> WHAT IS EXPECTED
Which lines contain the word "Cash"? Return each of them as written.

Stored data
==============================

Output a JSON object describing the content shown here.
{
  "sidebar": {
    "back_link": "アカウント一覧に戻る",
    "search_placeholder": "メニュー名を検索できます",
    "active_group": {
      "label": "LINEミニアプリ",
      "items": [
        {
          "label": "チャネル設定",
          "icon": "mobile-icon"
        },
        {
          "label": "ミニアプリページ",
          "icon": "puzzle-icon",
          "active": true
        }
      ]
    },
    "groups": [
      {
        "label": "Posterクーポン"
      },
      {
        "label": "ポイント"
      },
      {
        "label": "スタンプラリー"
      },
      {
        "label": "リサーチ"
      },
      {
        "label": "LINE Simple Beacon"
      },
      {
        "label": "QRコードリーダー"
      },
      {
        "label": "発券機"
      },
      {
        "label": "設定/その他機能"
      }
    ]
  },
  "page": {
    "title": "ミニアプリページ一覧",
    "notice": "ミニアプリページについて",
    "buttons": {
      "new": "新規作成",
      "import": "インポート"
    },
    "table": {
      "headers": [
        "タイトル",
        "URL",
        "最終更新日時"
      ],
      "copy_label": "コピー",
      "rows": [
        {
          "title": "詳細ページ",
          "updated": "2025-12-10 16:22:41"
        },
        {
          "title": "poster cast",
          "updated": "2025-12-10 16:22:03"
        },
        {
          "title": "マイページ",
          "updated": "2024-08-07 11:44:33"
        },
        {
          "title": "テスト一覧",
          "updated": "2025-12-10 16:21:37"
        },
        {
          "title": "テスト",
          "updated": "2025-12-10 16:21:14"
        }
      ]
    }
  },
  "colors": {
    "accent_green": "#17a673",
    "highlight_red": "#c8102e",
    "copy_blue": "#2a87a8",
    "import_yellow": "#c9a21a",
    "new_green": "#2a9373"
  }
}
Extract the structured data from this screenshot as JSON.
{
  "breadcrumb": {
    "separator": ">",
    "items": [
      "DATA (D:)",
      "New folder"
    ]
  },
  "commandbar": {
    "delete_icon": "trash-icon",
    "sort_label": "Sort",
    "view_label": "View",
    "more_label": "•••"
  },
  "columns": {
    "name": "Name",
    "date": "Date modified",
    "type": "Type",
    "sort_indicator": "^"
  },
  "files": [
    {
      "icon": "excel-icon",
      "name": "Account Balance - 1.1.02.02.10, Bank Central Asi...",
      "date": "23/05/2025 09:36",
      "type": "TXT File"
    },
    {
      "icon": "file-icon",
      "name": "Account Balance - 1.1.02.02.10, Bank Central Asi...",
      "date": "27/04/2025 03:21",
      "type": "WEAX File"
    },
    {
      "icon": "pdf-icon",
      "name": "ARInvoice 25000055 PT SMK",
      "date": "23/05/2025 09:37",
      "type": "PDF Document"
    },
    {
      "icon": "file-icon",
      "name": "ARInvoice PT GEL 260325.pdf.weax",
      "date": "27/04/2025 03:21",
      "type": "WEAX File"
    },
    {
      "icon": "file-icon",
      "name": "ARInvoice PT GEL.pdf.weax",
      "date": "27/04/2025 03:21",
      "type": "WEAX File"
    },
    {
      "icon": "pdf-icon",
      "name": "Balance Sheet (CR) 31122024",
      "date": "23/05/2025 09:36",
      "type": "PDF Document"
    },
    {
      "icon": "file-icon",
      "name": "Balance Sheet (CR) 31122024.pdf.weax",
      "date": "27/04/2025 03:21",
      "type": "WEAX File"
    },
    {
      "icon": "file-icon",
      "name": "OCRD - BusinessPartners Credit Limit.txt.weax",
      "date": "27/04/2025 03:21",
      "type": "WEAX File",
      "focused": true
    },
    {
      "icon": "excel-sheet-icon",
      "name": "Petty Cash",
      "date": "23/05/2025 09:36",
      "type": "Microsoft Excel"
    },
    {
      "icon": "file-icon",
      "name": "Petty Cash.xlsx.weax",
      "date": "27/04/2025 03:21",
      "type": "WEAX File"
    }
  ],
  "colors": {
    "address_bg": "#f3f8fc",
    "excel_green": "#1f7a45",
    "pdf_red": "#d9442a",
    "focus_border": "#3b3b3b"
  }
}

==============================

> SOLUTION TO THE EXERCISE
      "name": "Petty Cash",
      "name": "Petty Cash.xlsx.weax",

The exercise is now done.